# EXCERPTED RECORDS start

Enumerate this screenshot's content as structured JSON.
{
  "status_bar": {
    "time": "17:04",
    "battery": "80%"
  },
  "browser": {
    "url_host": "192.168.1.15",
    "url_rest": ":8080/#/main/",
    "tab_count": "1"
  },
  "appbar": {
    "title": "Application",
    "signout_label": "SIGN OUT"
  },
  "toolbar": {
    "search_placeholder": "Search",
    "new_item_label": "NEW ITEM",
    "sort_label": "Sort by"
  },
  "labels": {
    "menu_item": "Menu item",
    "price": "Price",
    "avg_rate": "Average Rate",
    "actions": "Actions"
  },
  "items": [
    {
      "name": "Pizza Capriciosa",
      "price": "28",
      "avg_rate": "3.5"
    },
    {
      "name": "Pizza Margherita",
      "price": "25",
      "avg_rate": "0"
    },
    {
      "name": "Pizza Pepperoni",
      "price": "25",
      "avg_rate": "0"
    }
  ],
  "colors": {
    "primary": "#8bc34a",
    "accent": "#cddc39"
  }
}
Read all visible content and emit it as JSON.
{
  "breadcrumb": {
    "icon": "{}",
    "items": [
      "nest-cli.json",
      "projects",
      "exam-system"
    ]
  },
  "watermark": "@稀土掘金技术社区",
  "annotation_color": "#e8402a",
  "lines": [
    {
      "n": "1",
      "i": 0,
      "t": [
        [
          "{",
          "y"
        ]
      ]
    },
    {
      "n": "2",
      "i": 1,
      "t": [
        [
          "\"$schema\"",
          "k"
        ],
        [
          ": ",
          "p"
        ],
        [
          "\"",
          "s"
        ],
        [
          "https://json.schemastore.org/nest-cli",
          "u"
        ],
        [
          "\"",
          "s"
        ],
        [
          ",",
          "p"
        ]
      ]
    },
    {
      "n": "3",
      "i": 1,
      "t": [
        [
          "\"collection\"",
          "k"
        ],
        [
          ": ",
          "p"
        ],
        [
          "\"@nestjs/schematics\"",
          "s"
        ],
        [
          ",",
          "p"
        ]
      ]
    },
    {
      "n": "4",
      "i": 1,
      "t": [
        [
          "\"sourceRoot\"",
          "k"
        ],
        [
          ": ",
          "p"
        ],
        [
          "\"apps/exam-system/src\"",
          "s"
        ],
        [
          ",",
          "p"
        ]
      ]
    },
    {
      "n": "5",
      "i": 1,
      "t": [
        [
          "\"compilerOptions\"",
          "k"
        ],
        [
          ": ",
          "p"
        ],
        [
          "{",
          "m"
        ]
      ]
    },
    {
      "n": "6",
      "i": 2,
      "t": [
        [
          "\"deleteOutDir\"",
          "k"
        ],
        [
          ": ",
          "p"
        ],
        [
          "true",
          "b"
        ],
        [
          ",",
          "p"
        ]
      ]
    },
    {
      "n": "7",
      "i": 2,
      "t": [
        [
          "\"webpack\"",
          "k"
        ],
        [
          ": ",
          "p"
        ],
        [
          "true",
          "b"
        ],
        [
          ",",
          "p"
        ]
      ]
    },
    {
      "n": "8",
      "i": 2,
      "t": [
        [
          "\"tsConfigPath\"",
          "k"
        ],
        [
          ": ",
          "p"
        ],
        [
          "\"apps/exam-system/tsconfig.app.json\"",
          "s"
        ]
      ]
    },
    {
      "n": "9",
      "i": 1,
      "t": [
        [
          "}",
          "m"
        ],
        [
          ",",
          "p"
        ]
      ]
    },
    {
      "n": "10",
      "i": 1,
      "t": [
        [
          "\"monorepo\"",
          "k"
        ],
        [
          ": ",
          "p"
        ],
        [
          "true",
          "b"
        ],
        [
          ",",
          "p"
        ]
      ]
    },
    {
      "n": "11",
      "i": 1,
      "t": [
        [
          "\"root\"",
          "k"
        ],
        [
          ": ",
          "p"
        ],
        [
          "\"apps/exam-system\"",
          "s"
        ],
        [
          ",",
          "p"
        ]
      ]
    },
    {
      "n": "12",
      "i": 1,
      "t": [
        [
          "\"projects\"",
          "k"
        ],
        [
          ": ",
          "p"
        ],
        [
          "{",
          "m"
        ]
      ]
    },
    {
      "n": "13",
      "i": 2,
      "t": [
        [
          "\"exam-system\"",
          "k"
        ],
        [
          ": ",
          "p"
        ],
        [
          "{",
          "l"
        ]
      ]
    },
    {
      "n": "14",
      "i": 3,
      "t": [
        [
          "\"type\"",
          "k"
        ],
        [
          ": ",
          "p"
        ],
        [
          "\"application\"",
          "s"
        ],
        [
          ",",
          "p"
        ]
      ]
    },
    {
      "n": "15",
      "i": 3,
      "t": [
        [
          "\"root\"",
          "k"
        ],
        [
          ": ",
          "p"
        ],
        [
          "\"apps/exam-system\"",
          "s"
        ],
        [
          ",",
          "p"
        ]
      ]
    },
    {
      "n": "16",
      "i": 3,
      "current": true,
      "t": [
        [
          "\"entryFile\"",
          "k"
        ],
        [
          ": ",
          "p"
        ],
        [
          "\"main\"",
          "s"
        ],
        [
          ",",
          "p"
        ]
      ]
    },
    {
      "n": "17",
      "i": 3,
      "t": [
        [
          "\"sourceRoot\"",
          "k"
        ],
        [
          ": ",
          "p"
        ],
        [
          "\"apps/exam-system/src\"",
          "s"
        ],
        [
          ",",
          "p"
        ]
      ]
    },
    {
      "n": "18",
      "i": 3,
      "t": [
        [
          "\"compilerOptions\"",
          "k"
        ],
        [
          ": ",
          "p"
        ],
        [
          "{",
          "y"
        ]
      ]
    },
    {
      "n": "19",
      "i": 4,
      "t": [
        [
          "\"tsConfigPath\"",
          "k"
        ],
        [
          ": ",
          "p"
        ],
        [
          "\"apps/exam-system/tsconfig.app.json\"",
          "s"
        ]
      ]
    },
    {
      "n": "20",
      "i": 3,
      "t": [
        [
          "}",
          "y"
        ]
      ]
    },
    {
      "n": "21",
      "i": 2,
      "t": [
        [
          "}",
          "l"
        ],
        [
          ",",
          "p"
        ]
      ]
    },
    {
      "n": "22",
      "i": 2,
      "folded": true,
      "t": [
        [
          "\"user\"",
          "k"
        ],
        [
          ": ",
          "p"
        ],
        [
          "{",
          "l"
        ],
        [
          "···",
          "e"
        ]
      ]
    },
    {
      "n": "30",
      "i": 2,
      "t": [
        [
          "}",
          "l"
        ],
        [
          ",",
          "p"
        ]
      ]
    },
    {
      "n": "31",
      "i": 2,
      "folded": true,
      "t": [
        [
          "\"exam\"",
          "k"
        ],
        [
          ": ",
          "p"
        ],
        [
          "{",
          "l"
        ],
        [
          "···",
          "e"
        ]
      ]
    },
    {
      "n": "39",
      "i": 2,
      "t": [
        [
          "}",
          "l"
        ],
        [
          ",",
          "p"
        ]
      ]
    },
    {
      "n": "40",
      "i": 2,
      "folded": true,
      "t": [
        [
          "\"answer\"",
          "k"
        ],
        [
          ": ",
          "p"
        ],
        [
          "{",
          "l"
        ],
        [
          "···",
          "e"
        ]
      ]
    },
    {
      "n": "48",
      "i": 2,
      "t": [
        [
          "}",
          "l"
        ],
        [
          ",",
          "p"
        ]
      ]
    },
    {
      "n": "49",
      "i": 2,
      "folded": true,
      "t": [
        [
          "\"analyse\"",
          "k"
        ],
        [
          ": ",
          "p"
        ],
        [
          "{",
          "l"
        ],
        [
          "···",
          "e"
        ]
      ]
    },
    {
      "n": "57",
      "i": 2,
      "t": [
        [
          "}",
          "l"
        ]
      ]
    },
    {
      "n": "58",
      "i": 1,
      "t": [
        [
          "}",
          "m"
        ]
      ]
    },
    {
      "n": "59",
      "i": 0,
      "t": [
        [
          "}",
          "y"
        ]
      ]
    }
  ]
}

# EXCERPTED RECORDS end

> [SET PROBLEM]: Quote every line of the data, word for word.

> [IN RESPONSE]:
Enumerate this screenshot's content as structured JSON.
{
  "status_bar": {
    "time": "17:04",
    "battery": "80%"
  },
  "browser": {
    "url_host": "192.168.1.15",
    "url_rest": ":8080/#/main/",
    "tab_count": "1"
  },
  "appbar": {
    "title": "Application",
    "signout_label": "SIGN OUT"
  },
  "toolbar": {
    "search_placeholder": "Search",
    "new_item_label": "NEW ITEM",
    "sort_label": "Sort by"
  },
  "labels": {
    "menu_item": "Menu item",
    "price": "Price",
    "avg_rate": "Average Rate",
    "actions": "Actions"
  },
  "items": [
    {
      "name": "Pizza Capriciosa",
      "price": "28",
      "avg_rate": "3.5"
    },
    {
      "name": "Pizza Margherita",
      "price": "25",
      "avg_rate": "0"
    },
    {
      "name": "Pizza Pepperoni",
      "price": "25",
      "avg_rate": "0"
    }
  ],
  "colors": {
    "primary": "#8bc34a",
    "accent": "#cddc39"
  }
}
Read all visible content and emit it as JSON.
{
  "breadcrumb": {
    "icon": "{}",
    "items": [
      "nest-cli.json",
      "projects",
      "exam-system"
    ]
  },
  "watermark": "@稀土掘金技术社区",
  "annotation_color": "#e8402a",
  "lines": [
    {
      "n": "1",
      "i": 0,
      "t": [
        [
          "{",
          "y"
        ]
      ]
    },
    {
      "n": "2",
      "i": 1,
      "t": [
        [
          "\"$schema\"",
          "k"
        ],
        [
          ": ",
          "p"
        ],
        [
          "\"",
          "s"
        ],
        [
          "https://json.schemastore.org/nest-cli",
          "u"
        ],
        [
          "\"",
          "s"
        ],
        [
          ",",
          "p"
        ]
      ]
    },
    {
      "n": "3",
      "i": 1,
      "t": [
        [
          "\"collection\"",
          "k"
        ],
        [
          ": ",
          "p"
        ],
        [
          "\"@nestjs/schematics\"",
          "s"
        ],
        [
          ",",
          "p"
        ]
      ]
    },
    {
      "n": "4",
      "i": 1,
      "t": [
        [
          "\"sourceRoot\"",
          "k"
        ],
        [
          ": ",
          "p"
        ],
        [
          "\"apps/exam-system/src\"",
          "s"
        ],
        [
          ",",
          "p"
        ]
      ]
    },
    {
      "n": "5",
      "i": 1,
      "t": [
        [
          "\"compilerOptions\"",
          "k"
        ],
        [
          ": ",
          "p"
        ],
        [
          "{",
          "m"
        ]
      ]
    },
    {
      "n": "6",
      "i": 2,
      "t": [
        [
          "\"deleteOutDir\"",
          "k"
        ],
        [
          ": ",
          "p"
        ],
        [
          "true",
          "b"
        ],
        [
          ",",
          "p"
        ]
      ]
    },
    {
      "n": "7",
      "i": 2,
      "t": [
        [
          "\"webpack\"",
          "k"
        ],
        [
          ": ",
          "p"
        ],
        [
          "true",
          "b"
        ],
        [
          ",",
          "p"
        ]
      ]
    },
    {
      "n": "8",
      "i": 2,
      "t": [
        [
          "\"tsConfigPath\"",
          "k"
        ],
        [
          ": ",
          "p"
        ],
        [
          "\"apps/exam-system/tsconfig.app.json\"",
          "s"
        ]
      ]
    },
    {
      "n": "9",
      "i": 1,
      "t": [
        [
          "}",
          "m"
        ],
        [
          ",",
          "p"
        ]
      ]
    },
    {
      "n": "10",
      "i": 1,
      "t": [
        [
          "\"monorepo\"",
          "k"
        ],
        [
          ": ",
          "p"
        ],
        [
          "true",
          "b"
        ],
        [
          ",",
          "p"
        ]
      ]
    },
    {
      "n": "11",
      "i": 1,
      "t": [
        [
          "\"root\"",
          "k"
        ],
        [
          ": ",
          "p"
        ],
        [
          "\"apps/exam-system\"",
          "s"
        ],
        [
          ",",
          "p"
        ]
      ]
    },
    {
      "n": "12",
      "i": 1,
      "t": [
        [
          "\"projects\"",
          "k"
        ],
        [
          ": ",
          "p"
        ],
        [
          "{",
          "m"
        ]
      ]
    },
    {
      "n": "13",
      "i": 2,
      "t": [
        [
          "\"exam-system\"",
          "k"
        ],
        [
          ": ",
          "p"
        ],
        [
          "{",
          "l"
        ]
      ]
    },
    {
      "n": "14",
      "i": 3,
      "t": [
        [
          "\"type\"",
          "k"
        ],
        [
          ": ",
          "p"
        ],
        [
          "\"application\"",
          "s"
        ],
        [
          ",",
          "p"
        ]
      ]
    },
    {
      "n": "15",
      "i": 3,
      "t": [
        [
          "\"root\"",
          "k"
        ],
        [
          ": ",
          "p"
        ],
        [
          "\"apps/exam-system\"",
          "s"
        ],
        [
          ",",
          "p"
        ]
      ]
    },
    {
      "n": "16",
      "i": 3,
      "current": true,
      "t": [
        [
          "\"entryFile\"",
          "k"
        ],
        [
          ": ",
          "p"
        ],
        [
          "\"main\"",
          "s"
        ],
        [
          ",",
          "p"
        ]
      ]
    },
    {
      "n": "17",
      "i": 3,
      "t": [
        [
          "\"sourceRoot\"",
          "k"
        ],
        [
          ": ",
          "p"
        ],
        [
          "\"apps/exam-system/src\"",
          "s"
        ],
        [
          ",",
          "p"
        ]
      ]
    },
    {
      "n": "18",
      "i": 3,
      "t": [
        [
          "\"compilerOptions\"",
          "k"
        ],
        [
          ": ",
          "p"
        ],
        [
          "{",
          "y"
        ]
      ]
    },
    {
      "n": "19",
      "i": 4,
      "t": [
        [
          "\"tsConfigPath\"",
          "k"
        ],
        [
          ": ",
          "p"
        ],
        [
          "\"apps/exam-system/tsconfig.app.json\"",
          "s"
        ]
      ]
    },
    {
      "n": "20",
      "i": 3,
      "t": [
        [
          "}",
          "y"
        ]
      ]
    },
    {
      "n": "21",
      "i": 2,
      "t": [
        [
          "}",
          "l"
        ],
        [
          ",",
          "p"
        ]
      ]
    },
    {
      "n": "22",
      "i": 2,
      "folded": true,
      "t": [
        [
          "\"user\"",
          "k"
        ],
        [
          ": ",
          "p"
        ],
        [
          "{",
          "l"
        ],
        [
          "···",
          "e"
        ]
      ]
    },
    {
      "n": "30",
      "i": 2,
      "t": [
        [
          "}",
          "l"
        ],
        [
          ",",
          "p"
        ]
      ]
    },
    {
      "n": "31",
      "i": 2,
      "folded": true,
      "t": [
        [
          "\"exam\"",
          "k"
        ],
        [
          ": ",
          "p"
        ],
        [
          "{",
          "l"
        ],
        [
          "···",
          "e"
        ]
      ]
    },
    {
      "n": "39",
      "i": 2,
      "t": [
        [
          "}",
          "l"
        ],
        [
          ",",
          "p"
        ]
      ]
    },
    {
      "n": "40",
      "i": 2,
      "folded": true,
      "t": [
        [
          "\"answer\"",
          "k"
        ],
        [
          ": ",
          "p"
        ],
        [
          "{",
          "l"
        ],
        [
          "···",
          "e"
        ]
      ]
    },
    {
      "n": "48",
      "i": 2,
      "t": [
        [
          "}",
          "l"
        ],
        [
          ",",
          "p"
        ]
      ]
    },
    {
      "n": "49",
      "i": 2,
      "folded": true,
      "t": [
        [
          "\"analyse\"",
          "k"
        ],
        [
          ": ",
          "p"
        ],
        [
          "{",
          "l"
        ],
        [
          "···",
          "e"
        ]
      ]
    },
    {
      "n": "57",
      "i": 2,
      "t": [
        [
          "}",
          "l"
        ]
      ]
    },
    {
      "n": "58",
      "i": 1,
      "t": [
        [
          "}",
          "m"
        ]
      ]
    },
    {
      "n": "59",
      "i": 0,
      "t": [
        [
          "}",
          "y"
        ]
      ]
    }
  ]
}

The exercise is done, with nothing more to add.